(Dataset entries on figures)
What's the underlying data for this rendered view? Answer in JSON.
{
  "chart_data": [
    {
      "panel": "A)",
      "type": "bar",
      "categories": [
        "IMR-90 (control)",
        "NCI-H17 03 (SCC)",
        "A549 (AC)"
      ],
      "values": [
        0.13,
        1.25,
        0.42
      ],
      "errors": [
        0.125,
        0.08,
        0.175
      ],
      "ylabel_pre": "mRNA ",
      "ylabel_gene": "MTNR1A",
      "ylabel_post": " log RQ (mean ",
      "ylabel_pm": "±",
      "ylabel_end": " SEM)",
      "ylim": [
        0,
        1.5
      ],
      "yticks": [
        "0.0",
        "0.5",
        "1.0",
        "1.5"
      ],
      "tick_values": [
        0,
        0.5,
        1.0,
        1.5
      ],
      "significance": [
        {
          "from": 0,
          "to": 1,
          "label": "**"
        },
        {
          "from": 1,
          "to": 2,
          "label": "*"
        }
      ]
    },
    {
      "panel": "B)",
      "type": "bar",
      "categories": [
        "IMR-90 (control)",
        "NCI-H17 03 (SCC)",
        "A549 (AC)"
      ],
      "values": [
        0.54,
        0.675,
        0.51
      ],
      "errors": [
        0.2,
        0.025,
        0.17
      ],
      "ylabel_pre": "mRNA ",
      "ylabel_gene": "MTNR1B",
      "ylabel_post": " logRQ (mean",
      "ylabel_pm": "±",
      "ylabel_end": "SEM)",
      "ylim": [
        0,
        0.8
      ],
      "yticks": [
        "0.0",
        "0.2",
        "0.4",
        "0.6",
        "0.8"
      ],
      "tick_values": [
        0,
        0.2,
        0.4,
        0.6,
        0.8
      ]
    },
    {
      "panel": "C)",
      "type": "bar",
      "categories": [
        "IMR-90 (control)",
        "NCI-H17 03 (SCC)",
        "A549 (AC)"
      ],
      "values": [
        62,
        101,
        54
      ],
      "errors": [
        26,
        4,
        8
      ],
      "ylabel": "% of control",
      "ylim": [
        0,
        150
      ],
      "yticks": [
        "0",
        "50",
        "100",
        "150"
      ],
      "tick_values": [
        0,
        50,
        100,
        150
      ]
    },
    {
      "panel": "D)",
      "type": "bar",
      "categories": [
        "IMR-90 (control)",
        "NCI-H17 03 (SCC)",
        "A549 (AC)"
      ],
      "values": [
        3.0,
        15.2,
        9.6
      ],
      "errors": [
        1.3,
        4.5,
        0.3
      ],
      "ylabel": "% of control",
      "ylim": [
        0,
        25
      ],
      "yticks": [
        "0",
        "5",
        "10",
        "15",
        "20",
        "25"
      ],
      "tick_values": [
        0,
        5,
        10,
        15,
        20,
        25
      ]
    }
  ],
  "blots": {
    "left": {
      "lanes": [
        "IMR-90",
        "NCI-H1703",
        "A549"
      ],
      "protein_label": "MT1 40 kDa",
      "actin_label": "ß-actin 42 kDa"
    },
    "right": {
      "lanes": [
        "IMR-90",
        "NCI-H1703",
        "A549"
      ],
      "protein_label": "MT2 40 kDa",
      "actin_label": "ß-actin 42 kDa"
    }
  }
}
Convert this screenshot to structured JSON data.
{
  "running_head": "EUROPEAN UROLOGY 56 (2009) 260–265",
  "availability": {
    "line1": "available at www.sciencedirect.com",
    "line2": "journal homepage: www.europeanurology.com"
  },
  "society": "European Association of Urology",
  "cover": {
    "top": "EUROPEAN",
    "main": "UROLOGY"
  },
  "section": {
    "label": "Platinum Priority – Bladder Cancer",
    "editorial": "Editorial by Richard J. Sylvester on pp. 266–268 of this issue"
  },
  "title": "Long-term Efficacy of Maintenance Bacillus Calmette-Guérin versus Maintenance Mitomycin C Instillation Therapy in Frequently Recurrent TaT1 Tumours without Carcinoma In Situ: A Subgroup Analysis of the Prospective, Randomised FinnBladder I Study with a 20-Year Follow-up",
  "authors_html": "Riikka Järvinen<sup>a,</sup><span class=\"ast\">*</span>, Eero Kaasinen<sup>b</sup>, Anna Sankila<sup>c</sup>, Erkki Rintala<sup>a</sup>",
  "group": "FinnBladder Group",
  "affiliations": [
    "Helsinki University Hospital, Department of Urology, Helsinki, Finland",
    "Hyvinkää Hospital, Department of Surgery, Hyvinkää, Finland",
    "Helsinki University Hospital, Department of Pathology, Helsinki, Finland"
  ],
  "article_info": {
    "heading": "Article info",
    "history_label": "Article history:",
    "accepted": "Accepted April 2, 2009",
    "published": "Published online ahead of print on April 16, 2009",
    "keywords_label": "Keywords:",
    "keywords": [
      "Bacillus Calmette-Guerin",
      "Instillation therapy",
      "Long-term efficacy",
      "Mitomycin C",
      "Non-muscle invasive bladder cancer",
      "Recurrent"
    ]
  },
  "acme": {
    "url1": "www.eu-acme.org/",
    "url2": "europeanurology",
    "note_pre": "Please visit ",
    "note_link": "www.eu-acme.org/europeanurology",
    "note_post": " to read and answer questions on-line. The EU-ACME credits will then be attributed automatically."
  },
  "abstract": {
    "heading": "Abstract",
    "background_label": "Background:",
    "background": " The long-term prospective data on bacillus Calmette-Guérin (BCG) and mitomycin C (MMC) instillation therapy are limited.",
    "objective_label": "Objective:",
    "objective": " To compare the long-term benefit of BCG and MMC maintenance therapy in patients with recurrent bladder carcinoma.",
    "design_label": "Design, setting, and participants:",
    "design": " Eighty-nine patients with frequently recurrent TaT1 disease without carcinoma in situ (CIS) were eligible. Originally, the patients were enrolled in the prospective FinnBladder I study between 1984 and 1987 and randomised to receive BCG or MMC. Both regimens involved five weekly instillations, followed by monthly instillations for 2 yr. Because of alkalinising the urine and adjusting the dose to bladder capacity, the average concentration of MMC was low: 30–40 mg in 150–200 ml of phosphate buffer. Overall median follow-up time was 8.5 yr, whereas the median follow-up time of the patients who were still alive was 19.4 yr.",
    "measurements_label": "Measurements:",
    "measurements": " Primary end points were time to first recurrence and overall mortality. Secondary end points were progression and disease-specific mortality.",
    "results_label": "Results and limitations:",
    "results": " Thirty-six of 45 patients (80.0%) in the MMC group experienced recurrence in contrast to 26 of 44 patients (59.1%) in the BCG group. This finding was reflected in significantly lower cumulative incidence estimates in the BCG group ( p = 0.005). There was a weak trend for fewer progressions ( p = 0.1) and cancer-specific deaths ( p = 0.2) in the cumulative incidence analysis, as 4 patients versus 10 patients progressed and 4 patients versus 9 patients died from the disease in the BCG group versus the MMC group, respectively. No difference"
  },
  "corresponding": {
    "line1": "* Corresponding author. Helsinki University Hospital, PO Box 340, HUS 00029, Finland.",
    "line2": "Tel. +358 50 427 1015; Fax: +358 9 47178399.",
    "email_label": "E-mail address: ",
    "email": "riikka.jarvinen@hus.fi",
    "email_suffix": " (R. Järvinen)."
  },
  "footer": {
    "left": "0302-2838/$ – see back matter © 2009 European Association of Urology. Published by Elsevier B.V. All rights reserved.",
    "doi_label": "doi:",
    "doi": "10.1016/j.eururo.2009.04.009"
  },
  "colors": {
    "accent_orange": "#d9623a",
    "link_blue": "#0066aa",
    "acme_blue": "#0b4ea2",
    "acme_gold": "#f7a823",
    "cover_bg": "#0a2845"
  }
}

◆ ACTIVITY ◆
Where a line above contains the word "University", show that line.

◆ TASK OUTPUT ◆
    "Helsinki University Hospital, Department of Urology, Helsinki, Finland",
    "Helsinki University Hospital, Department of Pathology, Helsinki, Finland"
    "line1": "* Corresponding author. Helsinki University Hospital, PO Box 340, HUS 00029, Finland.",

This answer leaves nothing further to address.